[START Dataset content]

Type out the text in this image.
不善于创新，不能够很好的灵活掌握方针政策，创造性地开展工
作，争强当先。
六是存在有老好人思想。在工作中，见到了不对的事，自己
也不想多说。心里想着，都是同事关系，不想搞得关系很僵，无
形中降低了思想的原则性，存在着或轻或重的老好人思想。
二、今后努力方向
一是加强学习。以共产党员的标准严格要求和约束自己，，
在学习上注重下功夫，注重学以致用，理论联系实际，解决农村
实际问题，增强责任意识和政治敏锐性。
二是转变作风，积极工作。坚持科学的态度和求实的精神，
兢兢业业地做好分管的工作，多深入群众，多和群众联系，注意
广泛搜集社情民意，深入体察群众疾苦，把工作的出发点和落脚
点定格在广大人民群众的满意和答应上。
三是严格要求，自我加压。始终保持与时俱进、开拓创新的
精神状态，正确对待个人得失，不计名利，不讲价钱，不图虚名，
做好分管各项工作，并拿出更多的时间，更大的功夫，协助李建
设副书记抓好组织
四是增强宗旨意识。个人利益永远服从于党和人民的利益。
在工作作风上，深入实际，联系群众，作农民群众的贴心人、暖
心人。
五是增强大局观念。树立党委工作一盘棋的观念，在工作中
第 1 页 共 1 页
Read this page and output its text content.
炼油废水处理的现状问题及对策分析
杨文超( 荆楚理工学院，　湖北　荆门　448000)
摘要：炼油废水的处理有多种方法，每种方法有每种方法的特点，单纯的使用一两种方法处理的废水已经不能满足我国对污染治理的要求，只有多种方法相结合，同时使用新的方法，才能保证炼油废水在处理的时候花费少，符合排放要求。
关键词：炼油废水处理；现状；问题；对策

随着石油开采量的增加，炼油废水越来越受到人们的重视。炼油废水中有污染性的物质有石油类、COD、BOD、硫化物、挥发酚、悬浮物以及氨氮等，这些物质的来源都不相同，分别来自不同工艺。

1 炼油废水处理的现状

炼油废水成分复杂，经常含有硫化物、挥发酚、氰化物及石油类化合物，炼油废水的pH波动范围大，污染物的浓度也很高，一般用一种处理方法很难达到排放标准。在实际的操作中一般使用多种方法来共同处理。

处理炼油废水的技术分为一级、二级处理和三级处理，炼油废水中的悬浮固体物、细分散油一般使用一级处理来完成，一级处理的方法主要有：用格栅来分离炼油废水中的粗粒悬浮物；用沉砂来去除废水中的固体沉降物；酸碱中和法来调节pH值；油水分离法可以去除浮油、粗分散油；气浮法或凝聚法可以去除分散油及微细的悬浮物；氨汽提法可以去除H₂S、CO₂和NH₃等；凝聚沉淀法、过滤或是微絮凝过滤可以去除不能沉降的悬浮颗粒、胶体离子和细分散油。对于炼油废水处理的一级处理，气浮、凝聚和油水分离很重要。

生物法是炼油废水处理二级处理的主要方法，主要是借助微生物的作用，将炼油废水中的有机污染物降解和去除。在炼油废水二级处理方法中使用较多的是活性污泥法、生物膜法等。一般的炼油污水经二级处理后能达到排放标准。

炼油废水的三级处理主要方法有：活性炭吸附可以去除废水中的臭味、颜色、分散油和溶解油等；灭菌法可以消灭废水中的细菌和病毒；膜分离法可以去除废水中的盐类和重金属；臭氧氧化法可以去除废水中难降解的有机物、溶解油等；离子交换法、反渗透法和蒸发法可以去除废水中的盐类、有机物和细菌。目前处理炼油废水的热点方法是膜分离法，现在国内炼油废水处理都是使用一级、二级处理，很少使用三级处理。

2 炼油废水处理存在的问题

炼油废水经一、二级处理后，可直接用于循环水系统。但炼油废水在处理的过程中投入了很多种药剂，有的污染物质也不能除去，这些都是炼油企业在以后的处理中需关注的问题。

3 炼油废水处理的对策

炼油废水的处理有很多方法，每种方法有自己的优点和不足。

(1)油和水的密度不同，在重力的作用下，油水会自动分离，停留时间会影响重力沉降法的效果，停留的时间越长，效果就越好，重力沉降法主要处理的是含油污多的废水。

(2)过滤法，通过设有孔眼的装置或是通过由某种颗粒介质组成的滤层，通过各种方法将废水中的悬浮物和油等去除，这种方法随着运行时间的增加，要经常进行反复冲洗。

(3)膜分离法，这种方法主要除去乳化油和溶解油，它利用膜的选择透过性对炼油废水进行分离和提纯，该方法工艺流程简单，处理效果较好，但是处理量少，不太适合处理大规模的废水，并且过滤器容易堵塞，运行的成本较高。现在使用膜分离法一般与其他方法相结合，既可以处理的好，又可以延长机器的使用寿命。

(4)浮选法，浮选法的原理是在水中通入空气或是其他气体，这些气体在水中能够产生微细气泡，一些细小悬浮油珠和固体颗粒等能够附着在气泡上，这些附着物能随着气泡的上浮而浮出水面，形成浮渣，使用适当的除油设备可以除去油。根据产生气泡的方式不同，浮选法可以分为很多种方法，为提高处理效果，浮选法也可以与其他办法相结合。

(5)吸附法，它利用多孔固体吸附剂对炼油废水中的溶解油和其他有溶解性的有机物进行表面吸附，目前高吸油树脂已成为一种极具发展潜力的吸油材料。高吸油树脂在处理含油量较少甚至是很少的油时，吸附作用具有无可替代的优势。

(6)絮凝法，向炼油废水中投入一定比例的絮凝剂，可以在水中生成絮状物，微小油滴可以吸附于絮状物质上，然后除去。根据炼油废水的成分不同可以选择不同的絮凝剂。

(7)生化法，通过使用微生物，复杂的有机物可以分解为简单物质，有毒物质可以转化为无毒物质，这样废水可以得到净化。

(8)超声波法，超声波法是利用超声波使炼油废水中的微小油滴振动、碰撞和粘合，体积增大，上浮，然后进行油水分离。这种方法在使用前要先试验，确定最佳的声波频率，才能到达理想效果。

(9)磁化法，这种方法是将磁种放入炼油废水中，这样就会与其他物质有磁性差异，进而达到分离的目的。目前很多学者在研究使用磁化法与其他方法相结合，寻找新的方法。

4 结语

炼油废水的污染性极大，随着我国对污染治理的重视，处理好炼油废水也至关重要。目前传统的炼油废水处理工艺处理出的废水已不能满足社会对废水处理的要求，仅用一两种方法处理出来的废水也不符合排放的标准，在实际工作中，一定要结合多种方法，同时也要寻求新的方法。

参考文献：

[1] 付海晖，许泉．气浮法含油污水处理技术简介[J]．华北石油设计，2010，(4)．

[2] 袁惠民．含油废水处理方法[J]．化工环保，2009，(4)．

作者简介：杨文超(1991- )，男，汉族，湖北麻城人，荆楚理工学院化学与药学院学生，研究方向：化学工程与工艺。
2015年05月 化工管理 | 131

[END Dataset content]

Make an exact copy of all the data.

Type out the text in this image.
不善于创新，不能够很好的灵活掌握方针政策，创造性地开展工
作，争强当先。
六是存在有老好人思想。在工作中，见到了不对的事，自己
也不想多说。心里想着，都是同事关系，不想搞得关系很僵，无
形中降低了思想的原则性，存在着或轻或重的老好人思想。
二、今后努力方向
一是加强学习。以共产党员的标准严格要求和约束自己，，
在学习上注重下功夫，注重学以致用，理论联系实际，解决农村
实际问题，增强责任意识和政治敏锐性。
二是转变作风，积极工作。坚持科学的态度和求实的精神，
兢兢业业地做好分管的工作，多深入群众，多和群众联系，注意
广泛搜集社情民意，深入体察群众疾苦，把工作的出发点和落脚
点定格在广大人民群众的满意和答应上。
三是严格要求，自我加压。始终保持与时俱进、开拓创新的
精神状态，正确对待个人得失，不计名利，不讲价钱，不图虚名，
做好分管各项工作，并拿出更多的时间，更大的功夫，协助李建
设副书记抓好组织
四是增强宗旨意识。个人利益永远服从于党和人民的利益。
在工作作风上，深入实际，联系群众，作农民群众的贴心人、暖
心人。
五是增强大局观念。树立党委工作一盘棋的观念，在工作中
第 1 页 共 1 页
Read this page and output its text content.
炼油废水处理的现状问题及对策分析
杨文超( 荆楚理工学院，　湖北　荆门　448000)
摘要：炼油废水的处理有多种方法，每种方法有每种方法的特点，单纯的使用一两种方法处理的废水已经不能满足我国对污染治理的要求，只有多种方法相结合，同时使用新的方法，才能保证炼油废水在处理的时候花费少，符合排放要求。
关键词：炼油废水处理；现状；问题；对策

随着石油开采量的增加，炼油废水越来越受到人们的重视。炼油废水中有污染性的物质有石油类、COD、BOD、硫化物、挥发酚、悬浮物以及氨氮等，这些物质的来源都不相同，分别来自不同工艺。

1 炼油废水处理的现状

炼油废水成分复杂，经常含有硫化物、挥发酚、氰化物及石油类化合物，炼油废水的pH波动范围大，污染物的浓度也很高，一般用一种处理方法很难达到排放标准。在实际的操作中一般使用多种方法来共同处理。

处理炼油废水的技术分为一级、二级处理和三级处理，炼油废水中的悬浮固体物、细分散油一般使用一级处理来完成，一级处理的方法主要有：用格栅来分离炼油废水中的粗粒悬浮物；用沉砂来去除废水中的固体沉降物；酸碱中和法来调节pH值；油水分离法可以去除浮油、粗分散油；气浮法或凝聚法可以去除分散油及微细的悬浮物；氨汽提法可以去除H₂S、CO₂和NH₃等；凝聚沉淀法、过滤或是微絮凝过滤可以去除不能沉降的悬浮颗粒、胶体离子和细分散油。对于炼油废水处理的一级处理，气浮、凝聚和油水分离很重要。

生物法是炼油废水处理二级处理的主要方法，主要是借助微生物的作用，将炼油废水中的有机污染物降解和去除。在炼油废水二级处理方法中使用较多的是活性污泥法、生物膜法等。一般的炼油污水经二级处理后能达到排放标准。

炼油废水的三级处理主要方法有：活性炭吸附可以去除废水中的臭味、颜色、分散油和溶解油等；灭菌法可以消灭废水中的细菌和病毒；膜分离法可以去除废水中的盐类和重金属；臭氧氧化法可以去除废水中难降解的有机物、溶解油等；离子交换法、反渗透法和蒸发法可以去除废水中的盐类、有机物和细菌。目前处理炼油废水的热点方法是膜分离法，现在国内炼油废水处理都是使用一级、二级处理，很少使用三级处理。

2 炼油废水处理存在的问题

炼油废水经一、二级处理后，可直接用于循环水系统。但炼油废水在处理的过程中投入了很多种药剂，有的污染物质也不能除去，这些都是炼油企业在以后的处理中需关注的问题。

3 炼油废水处理的对策

炼油废水的处理有很多方法，每种方法有自己的优点和不足。

(1)油和水的密度不同，在重力的作用下，油水会自动分离，停留时间会影响重力沉降法的效果，停留的时间越长，效果就越好，重力沉降法主要处理的是含油污多的废水。

(2)过滤法，通过设有孔眼的装置或是通过由某种颗粒介质组成的滤层，通过各种方法将废水中的悬浮物和油等去除，这种方法随着运行时间的增加，要经常进行反复冲洗。

(3)膜分离法，这种方法主要除去乳化油和溶解油，它利用膜的选择透过性对炼油废水进行分离和提纯，该方法工艺流程简单，处理效果较好，但是处理量少，不太适合处理大规模的废水，并且过滤器容易堵塞，运行的成本较高。现在使用膜分离法一般与其他方法相结合，既可以处理的好，又可以延长机器的使用寿命。

(4)浮选法，浮选法的原理是在水中通入空气或是其他气体，这些气体在水中能够产生微细气泡，一些细小悬浮油珠和固体颗粒等能够附着在气泡上，这些附着物能随着气泡的上浮而浮出水面，形成浮渣，使用适当的除油设备可以除去油。根据产生气泡的方式不同，浮选法可以分为很多种方法，为提高处理效果，浮选法也可以与其他办法相结合。

(5)吸附法，它利用多孔固体吸附剂对炼油废水中的溶解油和其他有溶解性的有机物进行表面吸附，目前高吸油树脂已成为一种极具发展潜力的吸油材料。高吸油树脂在处理含油量较少甚至是很少的油时，吸附作用具有无可替代的优势。

(6)絮凝法，向炼油废水中投入一定比例的絮凝剂，可以在水中生成絮状物，微小油滴可以吸附于絮状物质上，然后除去。根据炼油废水的成分不同可以选择不同的絮凝剂。

(7)生化法，通过使用微生物，复杂的有机物可以分解为简单物质，有毒物质可以转化为无毒物质，这样废水可以得到净化。

(8)超声波法，超声波法是利用超声波使炼油废水中的微小油滴振动、碰撞和粘合，体积增大，上浮，然后进行油水分离。这种方法在使用前要先试验，确定最佳的声波频率，才能到达理想效果。

(9)磁化法，这种方法是将磁种放入炼油废水中，这样就会与其他物质有磁性差异，进而达到分离的目的。目前很多学者在研究使用磁化法与其他方法相结合，寻找新的方法。

4 结语

炼油废水的污染性极大，随着我国对污染治理的重视，处理好炼油废水也至关重要。目前传统的炼油废水处理工艺处理出的废水已不能满足社会对废水处理的要求，仅用一两种方法处理出来的废水也不符合排放的标准，在实际工作中，一定要结合多种方法，同时也要寻求新的方法。

参考文献：

[1] 付海晖，许泉．气浮法含油污水处理技术简介[J]．华北石油设计，2010，(4)．

[2] 袁惠民．含油废水处理方法[J]．化工环保，2009，(4)．

作者简介：杨文超(1991- )，男，汉族，湖北麻城人，荆楚理工学院化学与药学院学生，研究方向：化学工程与工艺。
2015年05月 化工管理 | 131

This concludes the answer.